* _Exercise details_
Write out the records again, exactly, leaving none out.

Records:
•••

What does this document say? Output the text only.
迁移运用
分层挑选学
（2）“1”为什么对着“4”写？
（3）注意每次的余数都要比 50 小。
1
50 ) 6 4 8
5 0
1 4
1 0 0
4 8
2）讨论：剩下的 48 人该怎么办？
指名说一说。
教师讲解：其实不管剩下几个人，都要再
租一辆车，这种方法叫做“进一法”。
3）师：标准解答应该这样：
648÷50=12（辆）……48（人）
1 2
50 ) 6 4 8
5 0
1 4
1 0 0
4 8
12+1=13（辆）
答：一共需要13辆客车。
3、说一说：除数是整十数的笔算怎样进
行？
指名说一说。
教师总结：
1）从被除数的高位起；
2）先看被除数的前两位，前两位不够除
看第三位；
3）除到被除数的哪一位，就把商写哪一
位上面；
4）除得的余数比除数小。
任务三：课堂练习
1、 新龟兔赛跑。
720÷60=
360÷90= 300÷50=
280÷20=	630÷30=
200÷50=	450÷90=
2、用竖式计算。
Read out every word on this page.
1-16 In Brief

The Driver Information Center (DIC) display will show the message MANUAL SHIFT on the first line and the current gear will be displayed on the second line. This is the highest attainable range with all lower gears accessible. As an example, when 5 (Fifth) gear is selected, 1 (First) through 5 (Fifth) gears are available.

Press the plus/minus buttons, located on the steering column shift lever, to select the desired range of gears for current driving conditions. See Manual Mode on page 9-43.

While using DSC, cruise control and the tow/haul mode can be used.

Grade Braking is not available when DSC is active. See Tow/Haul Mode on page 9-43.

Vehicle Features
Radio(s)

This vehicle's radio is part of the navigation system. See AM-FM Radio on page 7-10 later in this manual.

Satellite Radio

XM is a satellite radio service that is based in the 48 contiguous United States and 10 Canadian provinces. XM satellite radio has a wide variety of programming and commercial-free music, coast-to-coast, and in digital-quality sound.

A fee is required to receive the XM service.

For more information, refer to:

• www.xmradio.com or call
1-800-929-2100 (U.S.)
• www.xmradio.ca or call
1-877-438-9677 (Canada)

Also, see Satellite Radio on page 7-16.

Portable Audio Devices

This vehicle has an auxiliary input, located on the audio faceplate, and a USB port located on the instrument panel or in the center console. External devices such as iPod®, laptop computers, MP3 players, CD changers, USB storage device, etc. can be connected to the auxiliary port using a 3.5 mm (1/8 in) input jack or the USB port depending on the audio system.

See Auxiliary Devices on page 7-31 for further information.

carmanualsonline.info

•••

* _Exercise answer_
What does this document say? Output the text only.
迁移运用
分层挑选学
（2）“1”为什么对着“4”写？
（3）注意每次的余数都要比 50 小。
1
50 ) 6 4 8
5 0
1 4
1 0 0
4 8
2）讨论：剩下的 48 人该怎么办？
指名说一说。
教师讲解：其实不管剩下几个人，都要再
租一辆车，这种方法叫做“进一法”。
3）师：标准解答应该这样：
648÷50=12（辆）……48（人）
1 2
50 ) 6 4 8
5 0
1 4
1 0 0
4 8
12+1=13（辆）
答：一共需要13辆客车。
3、说一说：除数是整十数的笔算怎样进
行？
指名说一说。
教师总结：
1）从被除数的高位起；
2）先看被除数的前两位，前两位不够除
看第三位；
3）除到被除数的哪一位，就把商写哪一
位上面；
4）除得的余数比除数小。
任务三：课堂练习
1、 新龟兔赛跑。
720÷60=
360÷90= 300÷50=
280÷20=	630÷30=
200÷50=	450÷90=
2、用竖式计算。
Read out every word on this page.
1-16 In Brief

The Driver Information Center (DIC) display will show the message MANUAL SHIFT on the first line and the current gear will be displayed on the second line. This is the highest attainable range with all lower gears accessible. As an example, when 5 (Fifth) gear is selected, 1 (First) through 5 (Fifth) gears are available.

Press the plus/minus buttons, located on the steering column shift lever, to select the desired range of gears for current driving conditions. See Manual Mode on page 9-43.

While using DSC, cruise control and the tow/haul mode can be used.

Grade Braking is not available when DSC is active. See Tow/Haul Mode on page 9-43.

Vehicle Features
Radio(s)

This vehicle's radio is part of the navigation system. See AM-FM Radio on page 7-10 later in this manual.

Satellite Radio

XM is a satellite radio service that is based in the 48 contiguous United States and 10 Canadian provinces. XM satellite radio has a wide variety of programming and commercial-free music, coast-to-coast, and in digital-quality sound.

A fee is required to receive the XM service.

For more information, refer to:

• www.xmradio.com or call
1-800-929-2100 (U.S.)
• www.xmradio.ca or call
1-877-438-9677 (Canada)

Also, see Satellite Radio on page 7-16.

Portable Audio Devices

This vehicle has an auxiliary input, located on the audio faceplate, and a USB port located on the instrument panel or in the center console. External devices such as iPod®, laptop computers, MP3 players, CD changers, USB storage device, etc. can be connected to the auxiliary port using a 3.5 mm (1/8 in) input jack or the USB port depending on the audio system.

See Auxiliary Devices on page 7-31 for further information.

carmanualsonline.info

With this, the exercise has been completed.